● WRITTEN EXERCISE
Work out how many lines in the listing below include the word "CIKM". Give nothing but the number.

● Extracted data entries
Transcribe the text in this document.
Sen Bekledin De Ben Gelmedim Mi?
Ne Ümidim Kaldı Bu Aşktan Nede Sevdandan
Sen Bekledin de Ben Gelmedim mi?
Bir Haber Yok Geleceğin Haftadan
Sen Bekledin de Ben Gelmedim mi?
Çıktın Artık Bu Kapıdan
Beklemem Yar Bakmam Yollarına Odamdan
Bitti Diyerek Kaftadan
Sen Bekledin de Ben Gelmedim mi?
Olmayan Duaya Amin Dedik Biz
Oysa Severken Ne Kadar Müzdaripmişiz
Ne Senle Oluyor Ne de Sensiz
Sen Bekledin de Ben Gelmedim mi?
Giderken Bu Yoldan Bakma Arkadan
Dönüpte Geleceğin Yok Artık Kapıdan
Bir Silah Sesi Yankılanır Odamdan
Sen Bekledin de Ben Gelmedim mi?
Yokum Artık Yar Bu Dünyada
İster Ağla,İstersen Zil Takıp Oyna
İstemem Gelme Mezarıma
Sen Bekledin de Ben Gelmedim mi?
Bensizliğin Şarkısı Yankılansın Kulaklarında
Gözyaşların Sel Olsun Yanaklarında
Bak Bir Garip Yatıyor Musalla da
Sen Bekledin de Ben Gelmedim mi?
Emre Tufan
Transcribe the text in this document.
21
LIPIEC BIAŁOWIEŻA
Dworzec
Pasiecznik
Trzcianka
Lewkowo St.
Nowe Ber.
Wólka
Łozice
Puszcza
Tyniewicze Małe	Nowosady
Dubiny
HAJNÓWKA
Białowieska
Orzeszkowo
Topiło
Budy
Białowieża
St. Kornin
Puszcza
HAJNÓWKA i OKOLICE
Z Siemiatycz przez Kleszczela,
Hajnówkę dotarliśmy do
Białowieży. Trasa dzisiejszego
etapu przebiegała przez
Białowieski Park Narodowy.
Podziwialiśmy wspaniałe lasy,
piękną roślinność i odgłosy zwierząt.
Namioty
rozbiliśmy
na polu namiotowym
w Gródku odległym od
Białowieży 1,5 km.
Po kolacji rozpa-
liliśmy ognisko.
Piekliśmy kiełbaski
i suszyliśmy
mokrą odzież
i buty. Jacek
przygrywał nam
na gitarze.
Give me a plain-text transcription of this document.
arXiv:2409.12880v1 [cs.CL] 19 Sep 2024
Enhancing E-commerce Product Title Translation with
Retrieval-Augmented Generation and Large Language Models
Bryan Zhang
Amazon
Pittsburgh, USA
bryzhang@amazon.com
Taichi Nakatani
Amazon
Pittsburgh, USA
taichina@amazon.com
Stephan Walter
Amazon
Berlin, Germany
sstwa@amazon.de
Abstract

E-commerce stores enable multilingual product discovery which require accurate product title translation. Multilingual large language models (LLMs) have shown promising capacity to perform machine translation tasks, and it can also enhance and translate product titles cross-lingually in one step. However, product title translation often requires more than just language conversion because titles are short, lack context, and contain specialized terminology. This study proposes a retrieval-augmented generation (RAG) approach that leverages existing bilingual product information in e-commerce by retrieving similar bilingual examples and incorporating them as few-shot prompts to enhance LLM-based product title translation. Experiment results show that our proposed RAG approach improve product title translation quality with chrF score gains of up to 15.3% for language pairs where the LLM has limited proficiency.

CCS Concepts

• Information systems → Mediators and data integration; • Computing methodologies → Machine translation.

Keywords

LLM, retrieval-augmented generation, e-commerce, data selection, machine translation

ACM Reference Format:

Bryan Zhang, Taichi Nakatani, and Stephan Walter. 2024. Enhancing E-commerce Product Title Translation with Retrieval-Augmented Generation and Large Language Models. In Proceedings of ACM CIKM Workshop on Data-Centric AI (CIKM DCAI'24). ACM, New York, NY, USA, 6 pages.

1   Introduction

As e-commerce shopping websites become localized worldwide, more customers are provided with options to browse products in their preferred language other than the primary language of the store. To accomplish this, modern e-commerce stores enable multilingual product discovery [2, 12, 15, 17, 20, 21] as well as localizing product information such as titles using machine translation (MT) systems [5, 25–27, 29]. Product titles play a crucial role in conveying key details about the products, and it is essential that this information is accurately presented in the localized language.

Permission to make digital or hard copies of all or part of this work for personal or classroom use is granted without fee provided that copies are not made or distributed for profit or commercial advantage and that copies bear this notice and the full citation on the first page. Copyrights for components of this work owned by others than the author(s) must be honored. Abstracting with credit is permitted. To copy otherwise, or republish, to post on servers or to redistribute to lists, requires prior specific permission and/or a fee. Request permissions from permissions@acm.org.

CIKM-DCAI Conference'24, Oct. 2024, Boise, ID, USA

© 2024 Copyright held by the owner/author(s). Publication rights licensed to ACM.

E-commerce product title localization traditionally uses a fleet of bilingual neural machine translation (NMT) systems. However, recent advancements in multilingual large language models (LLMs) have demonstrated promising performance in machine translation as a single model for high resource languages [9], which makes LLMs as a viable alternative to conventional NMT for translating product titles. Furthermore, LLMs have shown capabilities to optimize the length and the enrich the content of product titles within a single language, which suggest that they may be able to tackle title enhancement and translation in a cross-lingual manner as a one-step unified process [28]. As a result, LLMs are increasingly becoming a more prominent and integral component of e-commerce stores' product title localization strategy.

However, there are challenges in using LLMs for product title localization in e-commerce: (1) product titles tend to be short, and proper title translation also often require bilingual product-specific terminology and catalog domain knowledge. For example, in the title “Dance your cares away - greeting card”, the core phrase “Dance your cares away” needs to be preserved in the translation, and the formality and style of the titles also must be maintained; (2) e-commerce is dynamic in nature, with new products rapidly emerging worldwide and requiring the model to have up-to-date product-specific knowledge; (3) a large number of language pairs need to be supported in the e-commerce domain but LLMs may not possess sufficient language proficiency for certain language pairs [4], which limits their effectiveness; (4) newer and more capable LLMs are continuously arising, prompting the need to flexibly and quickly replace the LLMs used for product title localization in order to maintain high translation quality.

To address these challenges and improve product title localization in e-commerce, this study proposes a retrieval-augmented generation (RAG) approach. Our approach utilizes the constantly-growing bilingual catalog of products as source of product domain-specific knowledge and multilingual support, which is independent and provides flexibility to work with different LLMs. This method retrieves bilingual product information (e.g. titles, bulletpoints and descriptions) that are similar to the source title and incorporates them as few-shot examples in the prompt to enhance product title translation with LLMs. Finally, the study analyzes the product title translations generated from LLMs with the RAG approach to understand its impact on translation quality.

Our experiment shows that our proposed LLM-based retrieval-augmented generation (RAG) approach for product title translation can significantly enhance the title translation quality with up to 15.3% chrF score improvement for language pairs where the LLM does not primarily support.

● SOLUTION FOR THIS TASK
2